# PROBLEM:
Look below and pull out each line with the word "sector".

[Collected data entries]
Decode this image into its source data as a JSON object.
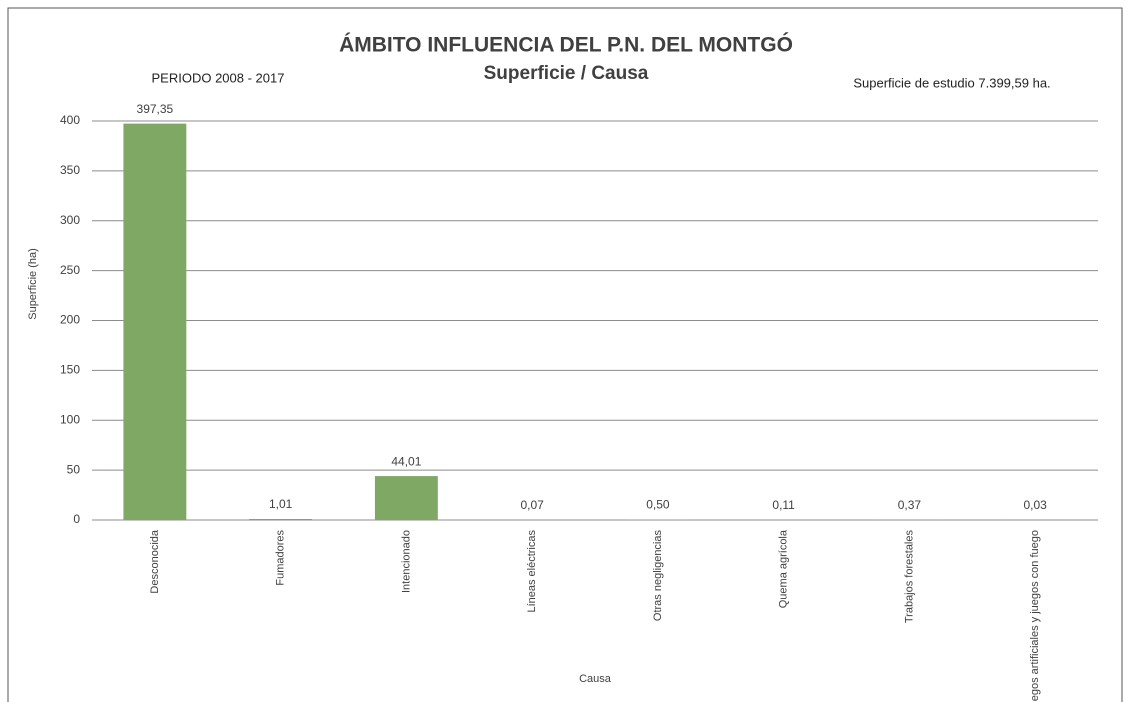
{
  "chart_data": {
    "type": "bar",
    "title": "ÁMBITO INFLUENCIA DEL P.N. DEL MONTGÓ",
    "subtitle": "Superficie / Causa",
    "annotations": [
      "PERIODO 2008 - 2017",
      "Superficie de estudio 7.399,59 ha."
    ],
    "x_label": "Causa",
    "y_label": "Superficie (ha)",
    "categories": [
      "Desconocida",
      "Fumadores",
      "Intencionado",
      "Líneas eléctricas",
      "Otras negligencias",
      "Quema agrícola",
      "Trabajos forestales",
      "Fuegos artificiales y juegos con fuego"
    ],
    "values": [
      397.35,
      1.01,
      44.01,
      0.07,
      0.5,
      0.11,
      0.37,
      0.03
    ],
    "value_labels": [
      "397,35",
      "1,01",
      "44,01",
      "0,07",
      "0,50",
      "0,11",
      "0,37",
      "0,03"
    ],
    "color": "#7ea864",
    "ylim": [
      0,
      400
    ],
    "yticks": [
      0,
      50,
      100,
      150,
      200,
      250,
      300,
      350,
      400
    ],
    "grid": true
  }
}
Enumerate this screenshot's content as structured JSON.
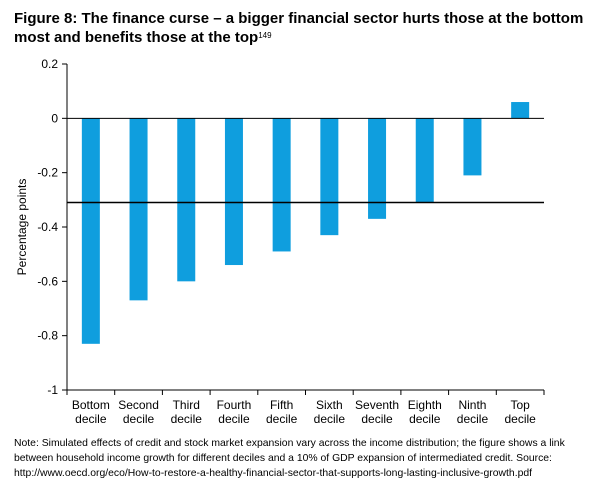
{
  "figure": {
    "title": "Figure 8: The finance curse – a bigger financial sector hurts those at the bottom most and benefits those at the top",
    "footnote_ref": "149",
    "note": "Note: Simulated effects of credit and stock market expansion vary across the income distribution; the figure shows a link between household income growth for different deciles and a 10% of GDP expansion of intermediated credit. Source: http://www.oecd.org/eco/How-to-restore-a-healthy-financial-sector-that-supports-long-lasting-inclusive-growth.pdf"
  },
  "chart_data": {
    "type": "bar",
    "categories": [
      [
        "Bottom",
        "decile"
      ],
      [
        "Second",
        "decile"
      ],
      [
        "Third",
        "decile"
      ],
      [
        "Fourth",
        "decile"
      ],
      [
        "Fifth",
        "decile"
      ],
      [
        "Sixth",
        "decile"
      ],
      [
        "Seventh",
        "decile"
      ],
      [
        "Eighth",
        "decile"
      ],
      [
        "Ninth",
        "decile"
      ],
      [
        "Top",
        "decile"
      ]
    ],
    "values": [
      -0.83,
      -0.67,
      -0.6,
      -0.54,
      -0.49,
      -0.43,
      -0.37,
      -0.31,
      -0.21,
      0.06
    ],
    "ylabel": "Percentage points",
    "ylim": [
      -1,
      0.2
    ],
    "yticks": [
      0.2,
      0,
      -0.2,
      -0.4,
      -0.6,
      -0.8,
      -1
    ],
    "ytick_labels": [
      "0.2",
      "0",
      "-0.2",
      "-0.4",
      "-0.6",
      "-0.8",
      "-1"
    ],
    "reference_line": -0.31,
    "bar_color": "#0f9ede",
    "grid": false
  }
}
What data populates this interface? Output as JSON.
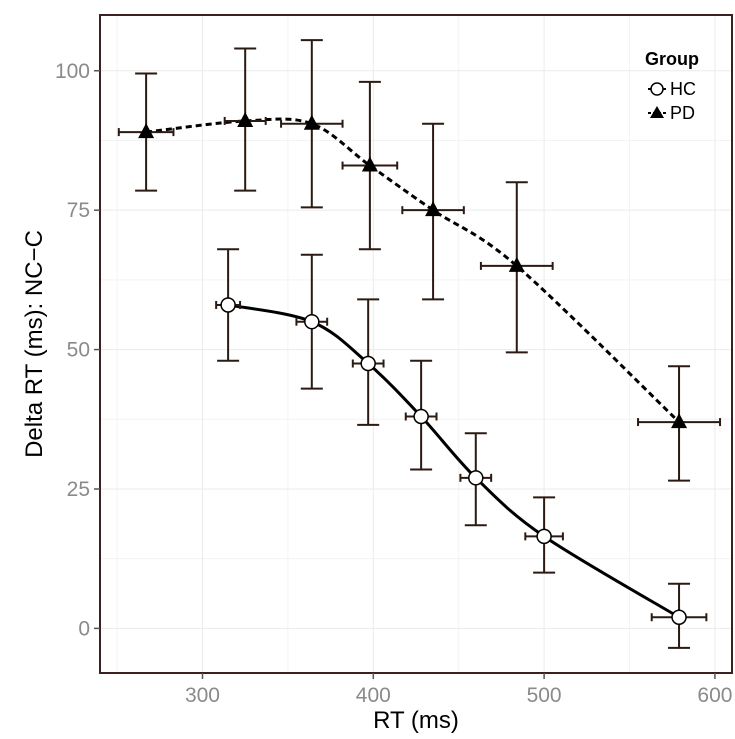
{
  "chart_data": {
    "type": "line",
    "xlabel": "RT (ms)",
    "ylabel": "Delta RT (ms): NC−C",
    "xlim": [
      240,
      610
    ],
    "ylim": [
      -8,
      110
    ],
    "x_ticks": [
      300,
      400,
      500,
      600
    ],
    "y_ticks": [
      0,
      25,
      50,
      75,
      100
    ],
    "x_tick_labels": [
      "300",
      "400",
      "500",
      "600"
    ],
    "y_tick_labels": [
      "0",
      "25",
      "50",
      "75",
      "100"
    ],
    "grid": true,
    "legend": {
      "title": "Group",
      "position": "top-right"
    },
    "series": [
      {
        "name": "HC",
        "marker": "circle",
        "line_style": "solid",
        "points": [
          {
            "x": 315,
            "y": 58,
            "x_err": 7,
            "y_lo": 48,
            "y_hi": 68
          },
          {
            "x": 364,
            "y": 55,
            "x_err": 9,
            "y_lo": 43,
            "y_hi": 67
          },
          {
            "x": 397,
            "y": 47.5,
            "x_err": 9,
            "y_lo": 36.5,
            "y_hi": 59
          },
          {
            "x": 428,
            "y": 38,
            "x_err": 9,
            "y_lo": 28.5,
            "y_hi": 48
          },
          {
            "x": 460,
            "y": 27,
            "x_err": 9,
            "y_lo": 18.5,
            "y_hi": 35
          },
          {
            "x": 500,
            "y": 16.5,
            "x_err": 11,
            "y_lo": 10,
            "y_hi": 23.5
          },
          {
            "x": 579,
            "y": 2,
            "x_err": 16,
            "y_lo": -3.5,
            "y_hi": 8
          }
        ]
      },
      {
        "name": "PD",
        "marker": "triangle",
        "line_style": "dashed",
        "points": [
          {
            "x": 267,
            "y": 89,
            "x_err": 16,
            "y_lo": 78.5,
            "y_hi": 99.5
          },
          {
            "x": 325,
            "y": 91,
            "x_err": 12,
            "y_lo": 78.5,
            "y_hi": 104
          },
          {
            "x": 364,
            "y": 90.5,
            "x_err": 18,
            "y_lo": 75.5,
            "y_hi": 105.5
          },
          {
            "x": 398,
            "y": 83,
            "x_err": 16,
            "y_lo": 68,
            "y_hi": 98
          },
          {
            "x": 435,
            "y": 75,
            "x_err": 18,
            "y_lo": 59,
            "y_hi": 90.5
          },
          {
            "x": 484,
            "y": 65,
            "x_err": 21,
            "y_lo": 49.5,
            "y_hi": 80
          },
          {
            "x": 579,
            "y": 37,
            "x_err": 24,
            "y_lo": 26.5,
            "y_hi": 47
          }
        ]
      }
    ]
  }
}
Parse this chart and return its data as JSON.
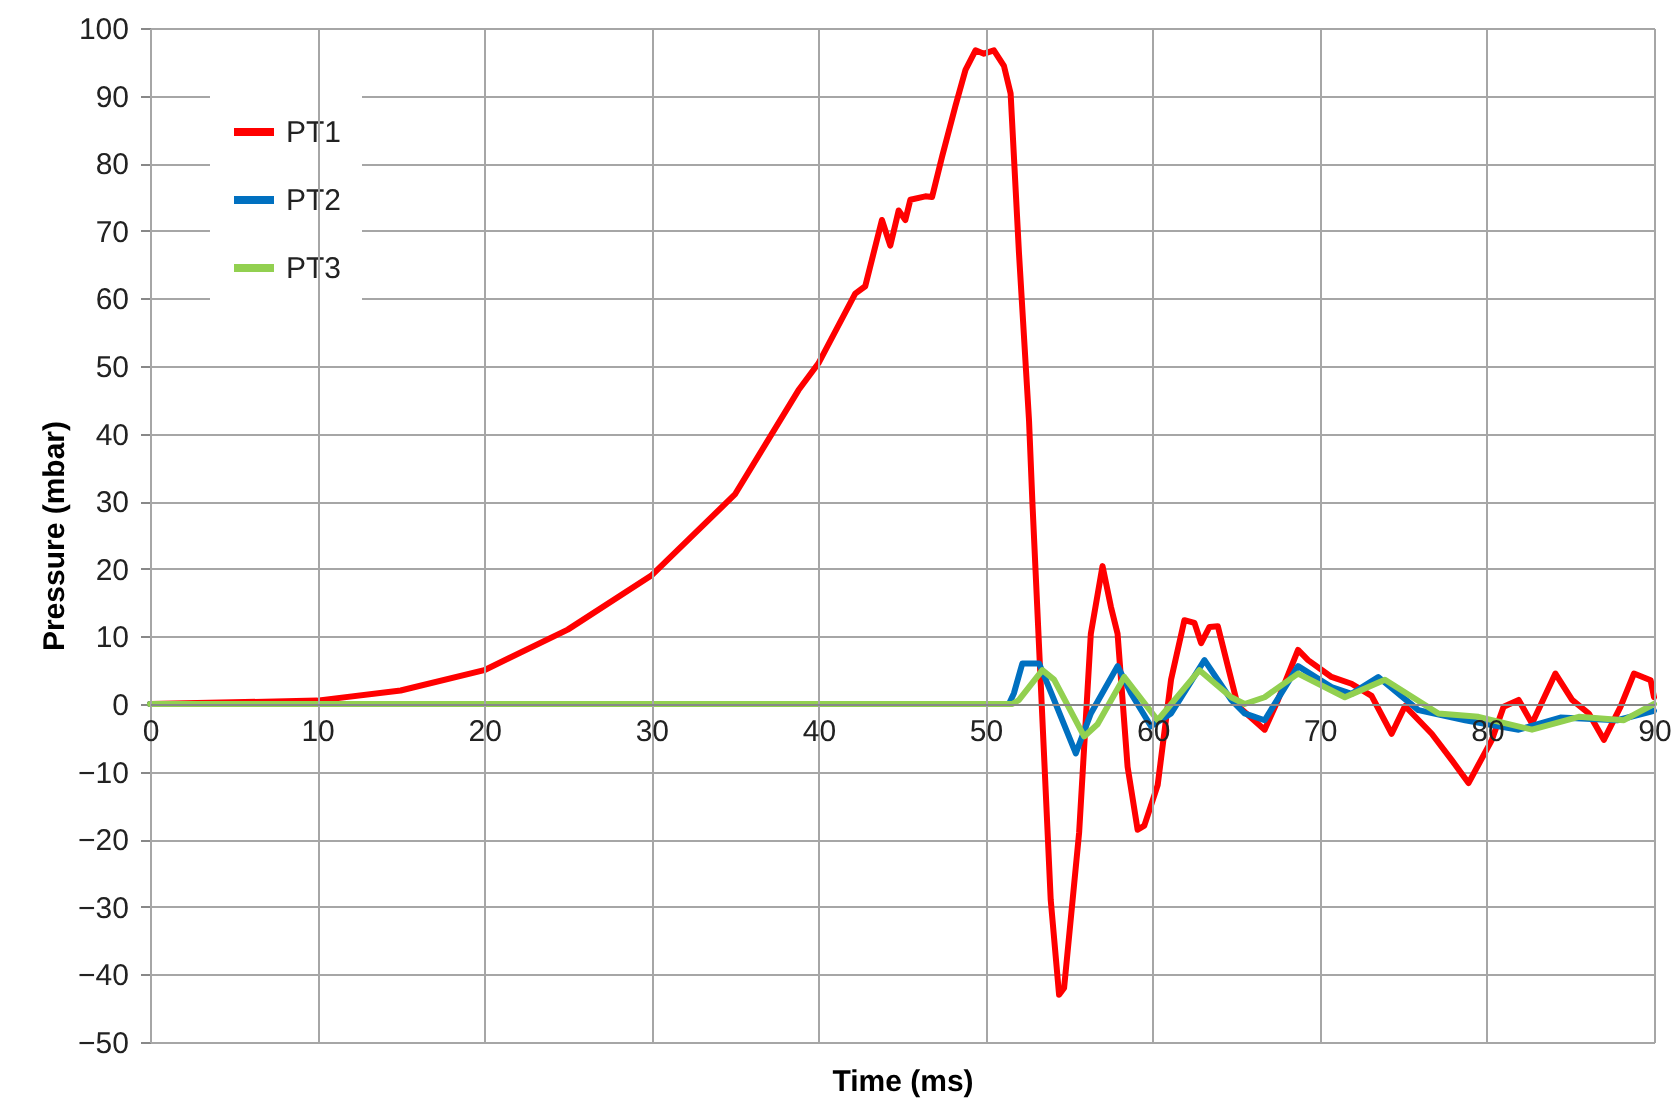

# WORKED SOLUTION:
    "title": "Figure 8: The finance curse – a bigger financial sector hurts those at the bottom most and benefits those at the top",
    "note": "Note: Simulated effects of credit and stock market expansion vary across the income distribution; the figure shows a link between household income growth for different deciles and a 10% of GDP expansion of intermediated credit. Source: http://www.oecd.org/eco/How-to-restore-a-healthy-financial-sector-that-supports-long-lasting-inclusive-growth.pdf"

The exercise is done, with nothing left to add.